Show each line in the records below that contains the string "open", copying every such line in full.
RECORD EXCERPTS start
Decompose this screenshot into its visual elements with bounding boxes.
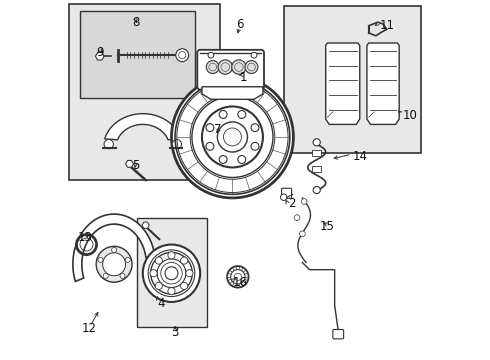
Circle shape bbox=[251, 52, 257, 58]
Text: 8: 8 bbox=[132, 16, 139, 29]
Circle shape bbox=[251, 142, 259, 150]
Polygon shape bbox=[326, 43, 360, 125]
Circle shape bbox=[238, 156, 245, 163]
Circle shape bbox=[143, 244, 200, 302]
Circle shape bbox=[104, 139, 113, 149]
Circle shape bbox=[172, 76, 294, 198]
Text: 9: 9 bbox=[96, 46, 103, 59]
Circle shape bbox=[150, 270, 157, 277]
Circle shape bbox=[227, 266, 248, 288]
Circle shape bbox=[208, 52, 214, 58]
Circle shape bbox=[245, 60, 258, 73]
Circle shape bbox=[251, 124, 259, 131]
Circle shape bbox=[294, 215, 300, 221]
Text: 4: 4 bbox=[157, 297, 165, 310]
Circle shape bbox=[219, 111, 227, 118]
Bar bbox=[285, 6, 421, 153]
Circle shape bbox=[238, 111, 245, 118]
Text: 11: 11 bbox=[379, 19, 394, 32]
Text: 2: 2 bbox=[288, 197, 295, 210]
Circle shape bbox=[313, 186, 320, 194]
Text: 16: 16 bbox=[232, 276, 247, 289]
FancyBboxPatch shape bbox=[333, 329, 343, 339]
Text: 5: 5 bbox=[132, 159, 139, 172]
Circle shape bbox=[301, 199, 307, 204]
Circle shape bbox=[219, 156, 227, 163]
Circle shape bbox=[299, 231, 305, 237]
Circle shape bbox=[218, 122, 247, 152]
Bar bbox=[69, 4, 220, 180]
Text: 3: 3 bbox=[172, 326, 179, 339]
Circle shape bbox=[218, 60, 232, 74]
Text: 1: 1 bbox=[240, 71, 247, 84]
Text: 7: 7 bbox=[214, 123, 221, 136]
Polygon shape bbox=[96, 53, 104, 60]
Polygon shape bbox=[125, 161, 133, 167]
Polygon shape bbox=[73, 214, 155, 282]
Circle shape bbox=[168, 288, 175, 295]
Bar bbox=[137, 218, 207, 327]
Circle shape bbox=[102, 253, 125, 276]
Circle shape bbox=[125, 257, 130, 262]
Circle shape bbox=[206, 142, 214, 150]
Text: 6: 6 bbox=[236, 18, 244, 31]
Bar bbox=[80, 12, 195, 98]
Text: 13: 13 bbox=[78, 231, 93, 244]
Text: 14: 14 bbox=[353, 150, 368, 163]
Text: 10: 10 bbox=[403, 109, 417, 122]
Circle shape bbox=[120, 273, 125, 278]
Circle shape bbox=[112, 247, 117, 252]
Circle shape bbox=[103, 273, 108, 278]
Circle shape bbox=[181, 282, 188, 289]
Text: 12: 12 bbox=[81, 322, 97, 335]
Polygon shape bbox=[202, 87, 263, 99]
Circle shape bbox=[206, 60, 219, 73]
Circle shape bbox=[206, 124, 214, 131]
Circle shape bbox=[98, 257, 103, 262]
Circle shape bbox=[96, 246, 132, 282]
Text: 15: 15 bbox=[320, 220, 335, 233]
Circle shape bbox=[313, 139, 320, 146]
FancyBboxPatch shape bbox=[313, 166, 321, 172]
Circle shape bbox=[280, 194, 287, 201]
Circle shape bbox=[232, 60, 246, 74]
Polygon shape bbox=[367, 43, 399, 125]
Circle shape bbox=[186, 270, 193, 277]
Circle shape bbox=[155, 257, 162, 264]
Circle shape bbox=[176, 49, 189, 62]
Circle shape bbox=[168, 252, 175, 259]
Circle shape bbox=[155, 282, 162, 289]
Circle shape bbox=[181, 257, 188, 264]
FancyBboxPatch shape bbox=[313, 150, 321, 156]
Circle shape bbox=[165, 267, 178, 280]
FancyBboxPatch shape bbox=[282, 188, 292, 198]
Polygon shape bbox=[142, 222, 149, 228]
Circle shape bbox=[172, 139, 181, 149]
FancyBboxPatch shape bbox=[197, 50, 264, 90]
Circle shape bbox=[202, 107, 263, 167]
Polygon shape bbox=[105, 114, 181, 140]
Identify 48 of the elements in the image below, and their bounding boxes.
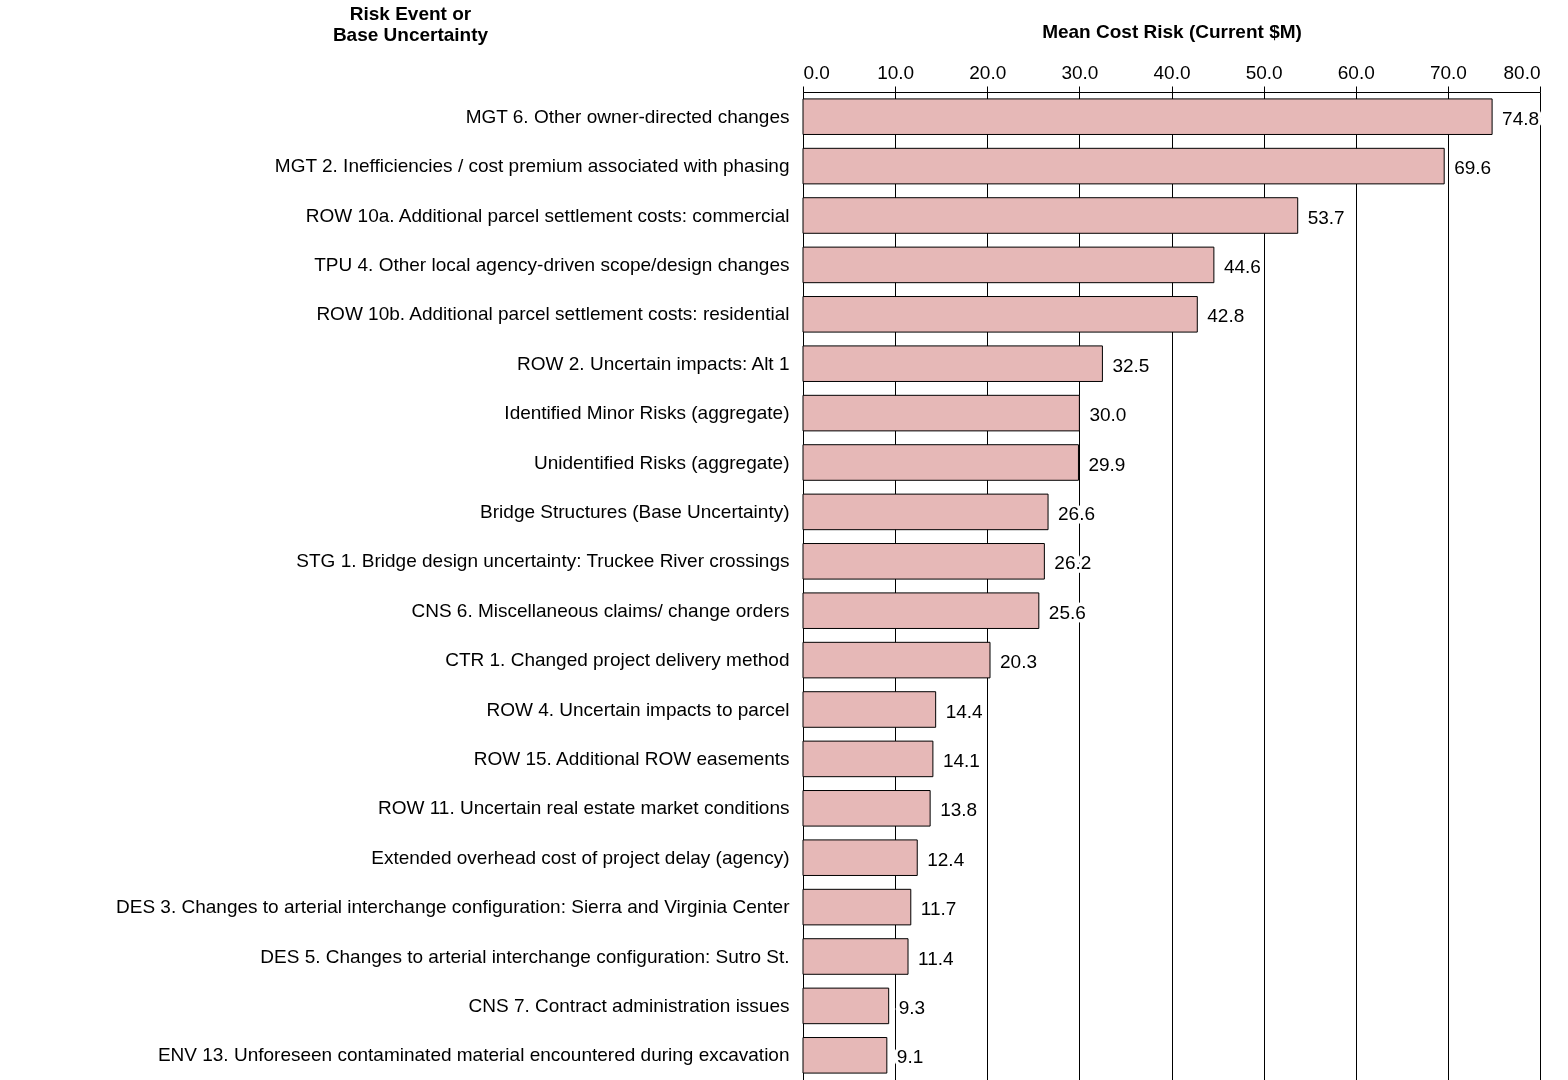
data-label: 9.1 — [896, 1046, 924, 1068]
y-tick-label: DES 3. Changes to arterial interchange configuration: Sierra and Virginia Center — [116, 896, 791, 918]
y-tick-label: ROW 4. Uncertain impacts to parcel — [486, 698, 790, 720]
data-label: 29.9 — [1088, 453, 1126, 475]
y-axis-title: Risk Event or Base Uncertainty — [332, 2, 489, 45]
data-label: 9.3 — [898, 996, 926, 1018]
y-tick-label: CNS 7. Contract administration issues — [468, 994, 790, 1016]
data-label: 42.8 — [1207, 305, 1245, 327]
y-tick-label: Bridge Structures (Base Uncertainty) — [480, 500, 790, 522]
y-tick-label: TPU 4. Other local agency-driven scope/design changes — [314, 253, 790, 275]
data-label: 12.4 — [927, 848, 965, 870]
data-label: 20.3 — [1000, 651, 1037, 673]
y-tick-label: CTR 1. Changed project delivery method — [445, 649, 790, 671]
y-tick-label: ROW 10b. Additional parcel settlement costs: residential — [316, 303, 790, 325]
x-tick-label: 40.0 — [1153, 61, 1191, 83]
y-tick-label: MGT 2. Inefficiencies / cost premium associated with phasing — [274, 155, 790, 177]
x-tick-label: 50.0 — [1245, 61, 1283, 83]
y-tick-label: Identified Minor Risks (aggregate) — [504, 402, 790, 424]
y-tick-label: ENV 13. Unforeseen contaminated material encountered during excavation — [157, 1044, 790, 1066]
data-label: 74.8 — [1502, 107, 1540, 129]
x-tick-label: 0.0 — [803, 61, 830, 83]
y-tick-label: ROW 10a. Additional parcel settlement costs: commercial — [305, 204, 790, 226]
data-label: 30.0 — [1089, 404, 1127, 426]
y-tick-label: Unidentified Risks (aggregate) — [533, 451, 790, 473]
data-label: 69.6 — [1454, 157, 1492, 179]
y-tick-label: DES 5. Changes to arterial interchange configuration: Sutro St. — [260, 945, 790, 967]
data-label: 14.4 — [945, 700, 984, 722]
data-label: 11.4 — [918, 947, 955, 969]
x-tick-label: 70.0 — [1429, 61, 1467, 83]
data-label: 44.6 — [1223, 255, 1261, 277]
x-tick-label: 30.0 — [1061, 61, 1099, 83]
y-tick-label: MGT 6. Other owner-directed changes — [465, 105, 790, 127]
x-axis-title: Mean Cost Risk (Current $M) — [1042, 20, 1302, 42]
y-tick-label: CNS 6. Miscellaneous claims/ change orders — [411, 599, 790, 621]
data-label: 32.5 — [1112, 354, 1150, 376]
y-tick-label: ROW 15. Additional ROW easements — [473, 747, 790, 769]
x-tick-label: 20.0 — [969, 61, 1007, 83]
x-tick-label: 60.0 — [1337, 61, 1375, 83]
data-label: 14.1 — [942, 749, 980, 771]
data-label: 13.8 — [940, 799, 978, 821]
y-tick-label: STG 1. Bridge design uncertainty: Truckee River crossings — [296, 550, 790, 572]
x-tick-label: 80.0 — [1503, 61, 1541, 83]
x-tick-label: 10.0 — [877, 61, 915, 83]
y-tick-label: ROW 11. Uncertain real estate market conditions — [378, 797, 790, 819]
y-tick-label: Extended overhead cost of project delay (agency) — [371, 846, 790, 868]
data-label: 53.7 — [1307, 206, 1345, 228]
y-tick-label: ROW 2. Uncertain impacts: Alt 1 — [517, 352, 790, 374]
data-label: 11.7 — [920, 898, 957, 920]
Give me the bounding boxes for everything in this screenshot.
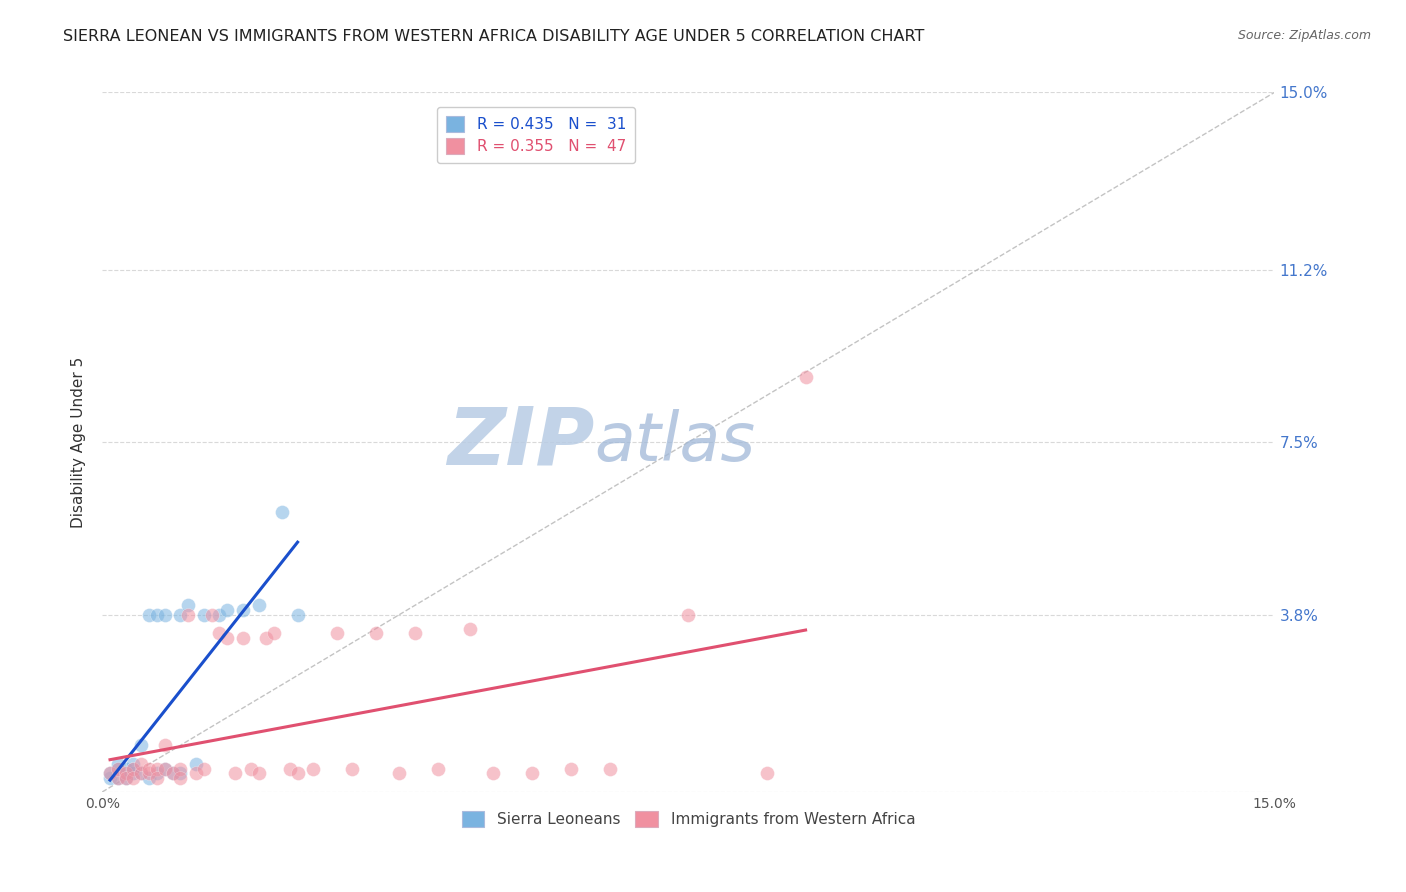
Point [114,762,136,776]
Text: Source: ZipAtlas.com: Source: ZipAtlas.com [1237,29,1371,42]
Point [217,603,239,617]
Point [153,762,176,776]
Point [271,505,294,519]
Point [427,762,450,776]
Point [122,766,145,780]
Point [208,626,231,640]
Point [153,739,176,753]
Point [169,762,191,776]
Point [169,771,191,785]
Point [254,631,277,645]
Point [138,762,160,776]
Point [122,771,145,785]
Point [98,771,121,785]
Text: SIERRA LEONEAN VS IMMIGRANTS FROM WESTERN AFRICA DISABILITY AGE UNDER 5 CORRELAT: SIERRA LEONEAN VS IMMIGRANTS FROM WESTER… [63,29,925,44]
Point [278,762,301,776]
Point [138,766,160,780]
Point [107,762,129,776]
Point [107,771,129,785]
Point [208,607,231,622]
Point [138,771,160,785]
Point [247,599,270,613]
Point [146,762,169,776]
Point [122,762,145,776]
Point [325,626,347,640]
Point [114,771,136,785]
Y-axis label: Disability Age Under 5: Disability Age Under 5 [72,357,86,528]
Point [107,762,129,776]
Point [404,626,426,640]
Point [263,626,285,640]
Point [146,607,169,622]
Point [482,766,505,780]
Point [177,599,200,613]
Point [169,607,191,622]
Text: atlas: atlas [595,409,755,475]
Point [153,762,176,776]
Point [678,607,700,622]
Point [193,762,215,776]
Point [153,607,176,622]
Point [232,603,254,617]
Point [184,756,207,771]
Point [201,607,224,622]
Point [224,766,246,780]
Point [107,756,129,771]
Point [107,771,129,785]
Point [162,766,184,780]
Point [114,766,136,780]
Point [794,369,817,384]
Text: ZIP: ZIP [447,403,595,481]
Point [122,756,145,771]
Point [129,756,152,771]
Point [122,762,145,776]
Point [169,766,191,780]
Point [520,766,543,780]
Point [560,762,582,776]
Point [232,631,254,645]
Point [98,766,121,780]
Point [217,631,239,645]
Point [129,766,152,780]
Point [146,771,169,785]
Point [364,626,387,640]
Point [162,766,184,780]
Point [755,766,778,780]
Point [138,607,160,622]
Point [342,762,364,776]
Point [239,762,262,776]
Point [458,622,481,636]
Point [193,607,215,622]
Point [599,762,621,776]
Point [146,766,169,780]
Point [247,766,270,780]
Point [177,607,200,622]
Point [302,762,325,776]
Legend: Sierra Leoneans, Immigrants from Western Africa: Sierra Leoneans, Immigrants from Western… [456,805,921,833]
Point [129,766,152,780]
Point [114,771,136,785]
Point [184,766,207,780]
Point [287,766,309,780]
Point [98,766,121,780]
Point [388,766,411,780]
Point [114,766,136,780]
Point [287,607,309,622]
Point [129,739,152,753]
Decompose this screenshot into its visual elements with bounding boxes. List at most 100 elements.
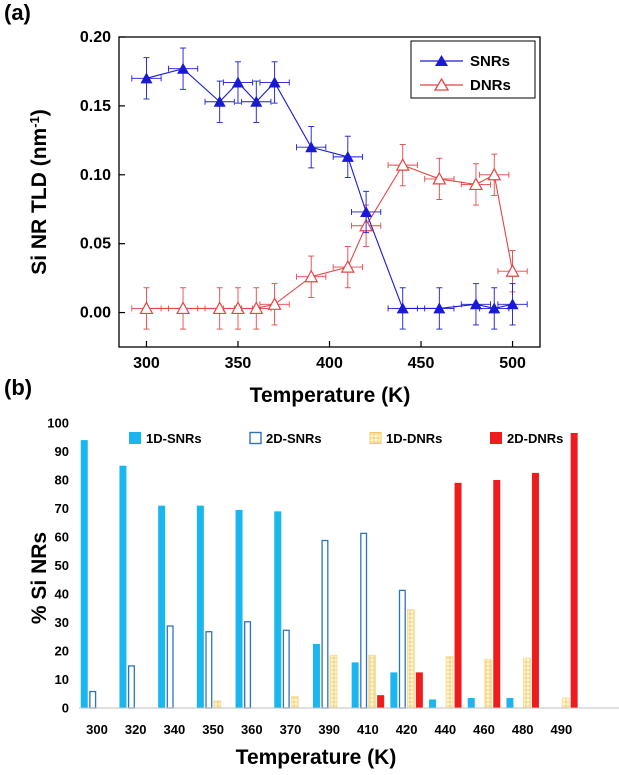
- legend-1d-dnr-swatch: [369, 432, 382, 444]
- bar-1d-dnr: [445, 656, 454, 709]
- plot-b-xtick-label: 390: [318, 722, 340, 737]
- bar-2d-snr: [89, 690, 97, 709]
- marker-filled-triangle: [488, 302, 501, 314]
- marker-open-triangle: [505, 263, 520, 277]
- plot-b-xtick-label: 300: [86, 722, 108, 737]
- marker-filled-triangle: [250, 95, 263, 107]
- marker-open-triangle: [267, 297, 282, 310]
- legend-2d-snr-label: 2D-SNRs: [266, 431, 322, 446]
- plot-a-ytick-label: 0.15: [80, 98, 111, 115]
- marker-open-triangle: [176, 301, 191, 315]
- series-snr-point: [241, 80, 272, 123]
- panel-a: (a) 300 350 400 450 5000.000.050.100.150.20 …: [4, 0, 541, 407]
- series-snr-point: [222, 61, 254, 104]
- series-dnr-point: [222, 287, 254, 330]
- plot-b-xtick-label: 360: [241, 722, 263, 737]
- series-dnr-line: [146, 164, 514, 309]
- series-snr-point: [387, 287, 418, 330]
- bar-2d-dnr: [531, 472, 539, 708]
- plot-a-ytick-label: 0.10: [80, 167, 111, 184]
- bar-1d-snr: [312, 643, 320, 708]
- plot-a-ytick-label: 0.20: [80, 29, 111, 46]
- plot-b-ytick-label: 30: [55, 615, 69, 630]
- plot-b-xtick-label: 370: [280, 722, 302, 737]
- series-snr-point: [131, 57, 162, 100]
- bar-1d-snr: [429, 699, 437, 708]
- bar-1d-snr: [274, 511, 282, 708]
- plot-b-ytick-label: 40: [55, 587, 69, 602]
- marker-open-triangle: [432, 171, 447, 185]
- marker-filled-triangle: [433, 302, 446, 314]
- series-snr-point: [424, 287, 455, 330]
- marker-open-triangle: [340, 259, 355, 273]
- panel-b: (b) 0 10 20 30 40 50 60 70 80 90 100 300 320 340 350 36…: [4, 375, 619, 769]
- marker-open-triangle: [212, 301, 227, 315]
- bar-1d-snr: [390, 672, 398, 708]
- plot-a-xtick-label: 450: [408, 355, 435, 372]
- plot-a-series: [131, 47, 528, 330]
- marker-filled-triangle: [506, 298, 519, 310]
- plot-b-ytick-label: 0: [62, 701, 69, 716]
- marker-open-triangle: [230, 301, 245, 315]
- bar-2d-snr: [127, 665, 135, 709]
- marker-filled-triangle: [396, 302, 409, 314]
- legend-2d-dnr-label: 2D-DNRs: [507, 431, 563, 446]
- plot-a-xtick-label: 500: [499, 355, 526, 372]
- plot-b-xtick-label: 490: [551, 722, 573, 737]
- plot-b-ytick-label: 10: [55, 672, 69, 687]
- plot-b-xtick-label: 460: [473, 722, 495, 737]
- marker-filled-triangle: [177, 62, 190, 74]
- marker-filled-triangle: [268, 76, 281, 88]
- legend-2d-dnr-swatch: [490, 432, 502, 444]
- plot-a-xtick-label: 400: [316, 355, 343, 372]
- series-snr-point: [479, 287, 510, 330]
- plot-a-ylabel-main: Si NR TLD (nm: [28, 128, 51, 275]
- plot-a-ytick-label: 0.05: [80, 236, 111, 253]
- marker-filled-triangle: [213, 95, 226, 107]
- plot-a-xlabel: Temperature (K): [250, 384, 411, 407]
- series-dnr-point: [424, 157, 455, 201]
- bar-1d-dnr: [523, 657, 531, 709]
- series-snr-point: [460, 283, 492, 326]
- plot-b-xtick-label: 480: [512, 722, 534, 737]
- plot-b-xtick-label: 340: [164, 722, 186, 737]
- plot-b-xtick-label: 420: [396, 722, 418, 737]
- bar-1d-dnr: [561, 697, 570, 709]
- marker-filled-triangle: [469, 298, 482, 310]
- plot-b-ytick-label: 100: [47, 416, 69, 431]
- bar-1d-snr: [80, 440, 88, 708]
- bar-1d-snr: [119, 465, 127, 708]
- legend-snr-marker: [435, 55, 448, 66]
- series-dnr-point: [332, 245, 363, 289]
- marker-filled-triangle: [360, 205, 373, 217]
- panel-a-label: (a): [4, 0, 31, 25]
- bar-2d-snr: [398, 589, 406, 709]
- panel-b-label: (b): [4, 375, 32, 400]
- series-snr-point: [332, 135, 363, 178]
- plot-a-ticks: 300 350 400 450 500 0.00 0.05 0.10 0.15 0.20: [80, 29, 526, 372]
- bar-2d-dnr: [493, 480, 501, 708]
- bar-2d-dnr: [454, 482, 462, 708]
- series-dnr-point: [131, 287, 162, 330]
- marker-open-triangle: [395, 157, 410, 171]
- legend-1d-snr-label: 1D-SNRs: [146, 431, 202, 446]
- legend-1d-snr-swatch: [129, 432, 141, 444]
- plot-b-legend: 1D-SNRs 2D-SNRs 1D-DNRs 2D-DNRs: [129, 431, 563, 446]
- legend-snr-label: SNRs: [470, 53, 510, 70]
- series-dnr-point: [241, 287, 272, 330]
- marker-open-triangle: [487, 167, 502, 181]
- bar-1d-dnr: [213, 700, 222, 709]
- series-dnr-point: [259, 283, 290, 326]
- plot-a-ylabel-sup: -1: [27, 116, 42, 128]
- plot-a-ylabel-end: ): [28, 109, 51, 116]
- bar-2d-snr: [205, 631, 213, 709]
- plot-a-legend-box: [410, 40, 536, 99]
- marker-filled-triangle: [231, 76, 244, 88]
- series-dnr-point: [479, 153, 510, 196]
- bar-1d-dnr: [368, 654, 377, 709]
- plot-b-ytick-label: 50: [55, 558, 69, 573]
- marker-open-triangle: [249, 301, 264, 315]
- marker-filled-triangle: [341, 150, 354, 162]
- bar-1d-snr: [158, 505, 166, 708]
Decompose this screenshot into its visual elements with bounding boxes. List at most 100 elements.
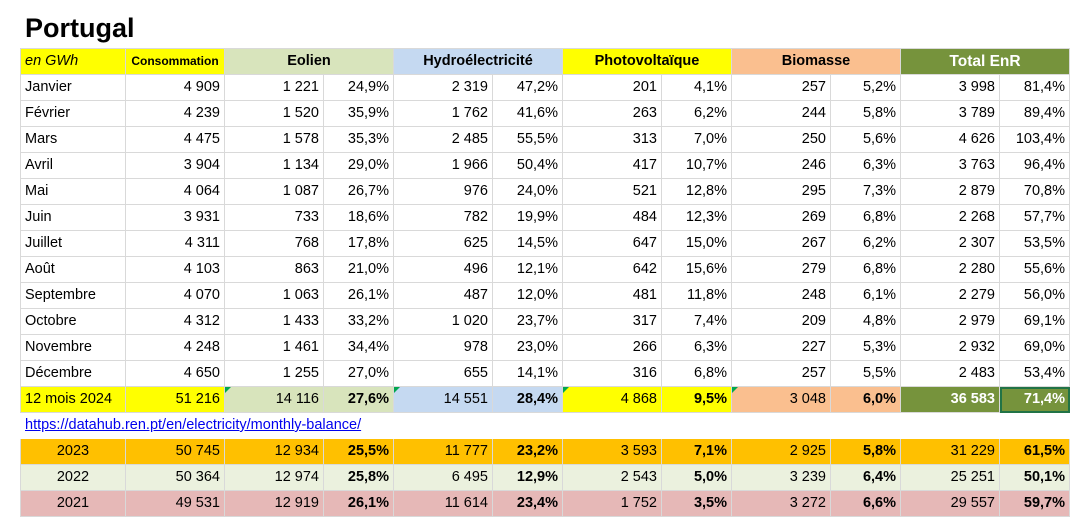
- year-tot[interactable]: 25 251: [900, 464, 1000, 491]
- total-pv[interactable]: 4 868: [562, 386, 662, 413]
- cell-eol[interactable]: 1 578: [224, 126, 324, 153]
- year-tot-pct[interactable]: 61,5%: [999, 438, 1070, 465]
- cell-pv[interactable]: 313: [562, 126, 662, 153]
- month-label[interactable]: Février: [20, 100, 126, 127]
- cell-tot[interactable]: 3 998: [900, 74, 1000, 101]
RECORD EXCERPTS end
## [OUTPUT BELOW]
- marker-open-triangle: [505, 263, 520, 277]
- marker-open-triangle: [267, 297, 282, 310]
- marker-open-triangle: [176, 301, 191, 315]
- marker-open-triangle: [432, 171, 447, 185]
- marker-open-triangle: [340, 259, 355, 273]
- marker-open-triangle: [212, 301, 227, 315]
- marker-open-triangle: [230, 301, 245, 315]
- marker-open-triangle: [395, 157, 410, 171]
- marker-open-triangle: [487, 167, 502, 181]
- marker-open-triangle: [249, 301, 264, 315]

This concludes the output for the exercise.